Print all of the data exactly as written.

-=-=-

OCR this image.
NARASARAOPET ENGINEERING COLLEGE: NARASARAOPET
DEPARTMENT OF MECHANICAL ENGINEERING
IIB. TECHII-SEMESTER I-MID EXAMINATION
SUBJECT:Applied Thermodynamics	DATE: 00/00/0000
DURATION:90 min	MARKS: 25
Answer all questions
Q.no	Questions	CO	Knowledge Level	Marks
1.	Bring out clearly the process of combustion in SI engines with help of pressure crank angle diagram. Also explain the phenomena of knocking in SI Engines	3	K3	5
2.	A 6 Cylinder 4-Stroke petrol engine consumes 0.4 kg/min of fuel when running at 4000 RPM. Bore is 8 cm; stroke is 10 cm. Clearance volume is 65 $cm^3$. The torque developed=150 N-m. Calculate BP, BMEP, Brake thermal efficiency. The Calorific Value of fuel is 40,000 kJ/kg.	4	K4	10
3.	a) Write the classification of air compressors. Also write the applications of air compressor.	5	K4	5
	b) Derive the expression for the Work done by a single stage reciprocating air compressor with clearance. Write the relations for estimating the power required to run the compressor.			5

-=-=-

_Solution for this exercise_
OCR this image.
NARASARAOPET ENGINEERING COLLEGE: NARASARAOPET
DEPARTMENT OF MECHANICAL ENGINEERING
IIB. TECHII-SEMESTER I-MID EXAMINATION
SUBJECT:Applied Thermodynamics	DATE: 00/00/0000
DURATION:90 min	MARKS: 25
Answer all questions
Q.no	Questions	CO	Knowledge Level	Marks
1.	Bring out clearly the process of combustion in SI engines with help of pressure crank angle diagram. Also explain the phenomena of knocking in SI Engines	3	K3	5
2.	A 6 Cylinder 4-Stroke petrol engine consumes 0.4 kg/min of fuel when running at 4000 RPM. Bore is 8 cm; stroke is 10 cm. Clearance volume is 65 $cm^3$. The torque developed=150 N-m. Calculate BP, BMEP, Brake thermal efficiency. The Calorific Value of fuel is 40,000 kJ/kg.	4	K4	10
3.	a) Write the classification of air compressors. Also write the applications of air compressor.	5	K4	5
	b) Derive the expression for the Work done by a single stage reciprocating air compressor with clearance. Write the relations for estimating the power required to run the compressor.			5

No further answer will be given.